**Provided data**
════
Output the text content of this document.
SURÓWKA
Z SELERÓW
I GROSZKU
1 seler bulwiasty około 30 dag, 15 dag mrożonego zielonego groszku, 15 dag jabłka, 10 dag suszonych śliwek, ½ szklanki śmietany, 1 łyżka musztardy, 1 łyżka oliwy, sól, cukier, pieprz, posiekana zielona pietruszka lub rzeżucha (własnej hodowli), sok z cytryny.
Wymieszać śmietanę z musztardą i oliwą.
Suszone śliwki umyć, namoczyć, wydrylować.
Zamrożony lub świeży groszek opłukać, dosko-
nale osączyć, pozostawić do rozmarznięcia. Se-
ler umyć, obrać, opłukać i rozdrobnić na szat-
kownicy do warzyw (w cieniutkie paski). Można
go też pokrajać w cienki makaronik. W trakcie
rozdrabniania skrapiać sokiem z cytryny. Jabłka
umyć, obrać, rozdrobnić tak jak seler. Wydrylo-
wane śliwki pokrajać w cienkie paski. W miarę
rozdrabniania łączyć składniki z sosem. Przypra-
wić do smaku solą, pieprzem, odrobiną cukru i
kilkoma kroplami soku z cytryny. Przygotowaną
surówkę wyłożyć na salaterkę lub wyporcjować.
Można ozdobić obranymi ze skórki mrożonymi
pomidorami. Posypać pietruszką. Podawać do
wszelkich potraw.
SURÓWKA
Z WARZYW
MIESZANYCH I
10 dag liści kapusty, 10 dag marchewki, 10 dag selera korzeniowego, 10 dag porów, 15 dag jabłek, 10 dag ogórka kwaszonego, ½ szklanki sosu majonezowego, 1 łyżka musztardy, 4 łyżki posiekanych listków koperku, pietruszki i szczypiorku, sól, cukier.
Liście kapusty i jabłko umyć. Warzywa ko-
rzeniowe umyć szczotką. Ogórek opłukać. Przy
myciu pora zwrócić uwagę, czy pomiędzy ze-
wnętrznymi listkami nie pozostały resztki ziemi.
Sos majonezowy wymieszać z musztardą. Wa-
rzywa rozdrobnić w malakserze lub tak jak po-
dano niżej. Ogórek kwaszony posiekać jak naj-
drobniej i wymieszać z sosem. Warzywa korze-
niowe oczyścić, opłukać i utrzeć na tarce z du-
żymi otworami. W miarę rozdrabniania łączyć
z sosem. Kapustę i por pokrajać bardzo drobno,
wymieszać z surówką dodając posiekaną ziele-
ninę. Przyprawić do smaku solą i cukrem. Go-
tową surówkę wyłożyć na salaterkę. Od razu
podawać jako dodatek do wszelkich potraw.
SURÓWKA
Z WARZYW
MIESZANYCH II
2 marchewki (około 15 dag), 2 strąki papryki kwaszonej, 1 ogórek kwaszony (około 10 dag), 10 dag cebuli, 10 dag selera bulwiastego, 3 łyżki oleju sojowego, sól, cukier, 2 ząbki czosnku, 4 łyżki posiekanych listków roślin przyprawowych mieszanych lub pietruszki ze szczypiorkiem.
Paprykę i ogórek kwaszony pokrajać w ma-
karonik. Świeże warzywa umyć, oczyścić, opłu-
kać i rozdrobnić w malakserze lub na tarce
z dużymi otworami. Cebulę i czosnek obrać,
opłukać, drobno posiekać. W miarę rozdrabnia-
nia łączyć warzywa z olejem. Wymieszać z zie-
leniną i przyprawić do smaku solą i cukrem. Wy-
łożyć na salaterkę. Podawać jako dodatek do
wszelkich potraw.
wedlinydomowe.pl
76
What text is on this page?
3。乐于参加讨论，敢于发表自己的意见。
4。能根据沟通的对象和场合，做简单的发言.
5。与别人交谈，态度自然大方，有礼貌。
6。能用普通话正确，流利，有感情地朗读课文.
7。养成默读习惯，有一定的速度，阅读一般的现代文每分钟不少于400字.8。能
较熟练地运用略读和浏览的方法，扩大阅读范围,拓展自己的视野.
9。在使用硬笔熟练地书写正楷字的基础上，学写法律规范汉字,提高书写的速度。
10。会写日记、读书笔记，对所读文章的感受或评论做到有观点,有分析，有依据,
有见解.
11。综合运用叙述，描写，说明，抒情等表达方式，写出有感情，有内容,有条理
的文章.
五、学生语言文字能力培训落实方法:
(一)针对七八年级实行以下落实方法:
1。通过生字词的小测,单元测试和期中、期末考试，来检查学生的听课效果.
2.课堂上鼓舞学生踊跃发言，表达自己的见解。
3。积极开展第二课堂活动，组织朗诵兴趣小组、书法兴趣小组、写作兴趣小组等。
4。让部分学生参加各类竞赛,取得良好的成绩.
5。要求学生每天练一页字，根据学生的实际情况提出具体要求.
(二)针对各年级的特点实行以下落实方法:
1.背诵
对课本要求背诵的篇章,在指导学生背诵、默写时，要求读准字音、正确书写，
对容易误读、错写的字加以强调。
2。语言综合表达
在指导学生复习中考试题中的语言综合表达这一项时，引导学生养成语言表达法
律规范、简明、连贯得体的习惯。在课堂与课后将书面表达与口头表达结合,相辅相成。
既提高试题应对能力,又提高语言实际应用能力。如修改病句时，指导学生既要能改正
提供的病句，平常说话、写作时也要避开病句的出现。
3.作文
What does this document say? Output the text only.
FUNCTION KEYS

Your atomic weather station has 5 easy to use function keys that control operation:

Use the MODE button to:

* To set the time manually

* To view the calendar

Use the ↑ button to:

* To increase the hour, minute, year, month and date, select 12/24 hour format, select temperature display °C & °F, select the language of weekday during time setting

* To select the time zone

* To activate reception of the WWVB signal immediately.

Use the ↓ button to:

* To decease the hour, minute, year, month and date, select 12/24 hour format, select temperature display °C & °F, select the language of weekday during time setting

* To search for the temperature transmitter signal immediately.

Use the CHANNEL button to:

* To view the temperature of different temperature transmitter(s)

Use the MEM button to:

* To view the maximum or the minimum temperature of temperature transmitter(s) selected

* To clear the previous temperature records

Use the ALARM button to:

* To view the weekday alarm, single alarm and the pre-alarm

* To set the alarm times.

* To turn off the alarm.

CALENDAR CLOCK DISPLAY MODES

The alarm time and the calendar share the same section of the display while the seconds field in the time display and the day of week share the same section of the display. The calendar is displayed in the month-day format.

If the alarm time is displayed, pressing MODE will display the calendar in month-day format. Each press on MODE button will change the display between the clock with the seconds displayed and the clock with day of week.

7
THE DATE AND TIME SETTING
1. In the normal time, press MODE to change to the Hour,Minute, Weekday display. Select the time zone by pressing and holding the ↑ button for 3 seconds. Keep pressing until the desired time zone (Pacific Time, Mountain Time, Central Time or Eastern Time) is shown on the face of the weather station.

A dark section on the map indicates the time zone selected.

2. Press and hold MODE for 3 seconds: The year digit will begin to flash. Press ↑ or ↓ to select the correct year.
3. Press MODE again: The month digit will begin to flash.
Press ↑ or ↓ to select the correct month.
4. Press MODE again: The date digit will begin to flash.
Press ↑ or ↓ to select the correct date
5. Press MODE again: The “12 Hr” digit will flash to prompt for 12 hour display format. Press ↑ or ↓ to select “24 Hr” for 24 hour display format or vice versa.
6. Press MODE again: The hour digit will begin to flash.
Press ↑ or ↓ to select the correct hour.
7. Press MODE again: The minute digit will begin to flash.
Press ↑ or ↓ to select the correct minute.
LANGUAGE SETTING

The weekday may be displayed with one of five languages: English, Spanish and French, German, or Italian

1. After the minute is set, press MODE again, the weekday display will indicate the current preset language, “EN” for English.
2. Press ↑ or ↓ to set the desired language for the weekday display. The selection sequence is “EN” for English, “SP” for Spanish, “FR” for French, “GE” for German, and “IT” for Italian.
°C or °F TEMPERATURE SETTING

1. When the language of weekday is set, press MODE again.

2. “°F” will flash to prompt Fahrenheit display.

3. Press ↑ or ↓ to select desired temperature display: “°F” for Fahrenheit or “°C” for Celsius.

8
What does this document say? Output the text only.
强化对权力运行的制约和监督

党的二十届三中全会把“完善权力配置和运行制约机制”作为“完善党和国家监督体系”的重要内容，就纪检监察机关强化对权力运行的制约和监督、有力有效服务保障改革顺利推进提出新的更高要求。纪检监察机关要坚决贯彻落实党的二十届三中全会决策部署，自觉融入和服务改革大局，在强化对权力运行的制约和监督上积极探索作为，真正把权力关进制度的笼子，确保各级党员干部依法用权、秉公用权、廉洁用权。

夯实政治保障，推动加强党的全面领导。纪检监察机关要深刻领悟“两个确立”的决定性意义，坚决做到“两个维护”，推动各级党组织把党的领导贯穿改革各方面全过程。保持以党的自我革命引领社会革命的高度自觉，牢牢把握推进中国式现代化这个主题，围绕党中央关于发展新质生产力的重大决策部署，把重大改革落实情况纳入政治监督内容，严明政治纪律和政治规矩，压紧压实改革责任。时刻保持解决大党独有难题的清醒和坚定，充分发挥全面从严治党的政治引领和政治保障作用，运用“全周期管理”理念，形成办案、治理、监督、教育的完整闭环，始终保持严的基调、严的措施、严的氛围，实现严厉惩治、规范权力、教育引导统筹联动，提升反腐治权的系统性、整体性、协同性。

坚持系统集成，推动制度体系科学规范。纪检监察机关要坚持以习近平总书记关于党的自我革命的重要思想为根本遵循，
════
**Instruction**
Identify each line in the records above that contains the word "otworami", and copy it out in full.

**Result of this exercise**
żymi otworami. W miarę rozdrabniania łączyć
z dużymi otworami. Cebulę i czosnek obrać,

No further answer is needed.